DESCRIPTION OF THE TASK: The listing below should be written out exactly; please include all of it.

DATA SECTION:

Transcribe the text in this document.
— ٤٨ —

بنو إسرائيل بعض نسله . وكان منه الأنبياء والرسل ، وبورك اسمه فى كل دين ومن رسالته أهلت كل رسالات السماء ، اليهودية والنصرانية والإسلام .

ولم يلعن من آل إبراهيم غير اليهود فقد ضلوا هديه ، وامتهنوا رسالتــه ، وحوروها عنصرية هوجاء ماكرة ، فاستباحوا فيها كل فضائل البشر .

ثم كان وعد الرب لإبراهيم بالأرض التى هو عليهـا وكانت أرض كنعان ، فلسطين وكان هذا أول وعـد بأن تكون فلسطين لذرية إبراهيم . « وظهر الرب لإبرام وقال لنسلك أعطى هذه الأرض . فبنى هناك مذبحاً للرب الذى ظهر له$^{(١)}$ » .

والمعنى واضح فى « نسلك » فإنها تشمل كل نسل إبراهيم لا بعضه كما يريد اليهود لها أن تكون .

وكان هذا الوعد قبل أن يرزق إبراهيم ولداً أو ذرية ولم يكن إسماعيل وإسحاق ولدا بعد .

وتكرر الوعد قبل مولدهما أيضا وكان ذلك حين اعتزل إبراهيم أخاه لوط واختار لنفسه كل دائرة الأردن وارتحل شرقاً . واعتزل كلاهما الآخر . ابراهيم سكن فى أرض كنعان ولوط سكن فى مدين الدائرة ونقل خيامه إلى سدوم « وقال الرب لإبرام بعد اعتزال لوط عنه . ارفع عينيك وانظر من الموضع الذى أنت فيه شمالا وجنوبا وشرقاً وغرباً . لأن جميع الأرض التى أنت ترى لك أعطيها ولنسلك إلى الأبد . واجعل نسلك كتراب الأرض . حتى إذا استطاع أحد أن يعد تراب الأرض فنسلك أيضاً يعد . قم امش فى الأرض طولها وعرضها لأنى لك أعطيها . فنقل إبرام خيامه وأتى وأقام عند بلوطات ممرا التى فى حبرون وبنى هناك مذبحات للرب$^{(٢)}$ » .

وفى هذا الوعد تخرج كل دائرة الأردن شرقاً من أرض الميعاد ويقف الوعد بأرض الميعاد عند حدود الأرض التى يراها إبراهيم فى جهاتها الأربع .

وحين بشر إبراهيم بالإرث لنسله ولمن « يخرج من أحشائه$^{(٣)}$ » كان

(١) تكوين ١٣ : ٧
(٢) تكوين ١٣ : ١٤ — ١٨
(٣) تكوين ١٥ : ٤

THE ANSWER:
Transcribe the text in this document.
— ٤٨ —

بنو إسرائيل بعض نسله . وكان منه الأنبياء والرسل ، وبورك اسمه فى كل دين ومن رسالته أهلت كل رسالات السماء ، اليهودية والنصرانية والإسلام .

ولم يلعن من آل إبراهيم غير اليهود فقد ضلوا هديه ، وامتهنوا رسالتــه ، وحوروها عنصرية هوجاء ماكرة ، فاستباحوا فيها كل فضائل البشر .

ثم كان وعد الرب لإبراهيم بالأرض التى هو عليهـا وكانت أرض كنعان ، فلسطين وكان هذا أول وعـد بأن تكون فلسطين لذرية إبراهيم . « وظهر الرب لإبرام وقال لنسلك أعطى هذه الأرض . فبنى هناك مذبحاً للرب الذى ظهر له$^{(١)}$ » .

والمعنى واضح فى « نسلك » فإنها تشمل كل نسل إبراهيم لا بعضه كما يريد اليهود لها أن تكون .

وكان هذا الوعد قبل أن يرزق إبراهيم ولداً أو ذرية ولم يكن إسماعيل وإسحاق ولدا بعد .

وتكرر الوعد قبل مولدهما أيضا وكان ذلك حين اعتزل إبراهيم أخاه لوط واختار لنفسه كل دائرة الأردن وارتحل شرقاً . واعتزل كلاهما الآخر . ابراهيم سكن فى أرض كنعان ولوط سكن فى مدين الدائرة ونقل خيامه إلى سدوم « وقال الرب لإبرام بعد اعتزال لوط عنه . ارفع عينيك وانظر من الموضع الذى أنت فيه شمالا وجنوبا وشرقاً وغرباً . لأن جميع الأرض التى أنت ترى لك أعطيها ولنسلك إلى الأبد . واجعل نسلك كتراب الأرض . حتى إذا استطاع أحد أن يعد تراب الأرض فنسلك أيضاً يعد . قم امش فى الأرض طولها وعرضها لأنى لك أعطيها . فنقل إبرام خيامه وأتى وأقام عند بلوطات ممرا التى فى حبرون وبنى هناك مذبحات للرب$^{(٢)}$ » .

وفى هذا الوعد تخرج كل دائرة الأردن شرقاً من أرض الميعاد ويقف الوعد بأرض الميعاد عند حدود الأرض التى يراها إبراهيم فى جهاتها الأربع .

وحين بشر إبراهيم بالإرث لنسله ولمن « يخرج من أحشائه$^{(٣)}$ » كان

(١) تكوين ١٣ : ٧
(٢) تكوين ١٣ : ١٤ — ١٨
(٣) تكوين ١٥ : ٤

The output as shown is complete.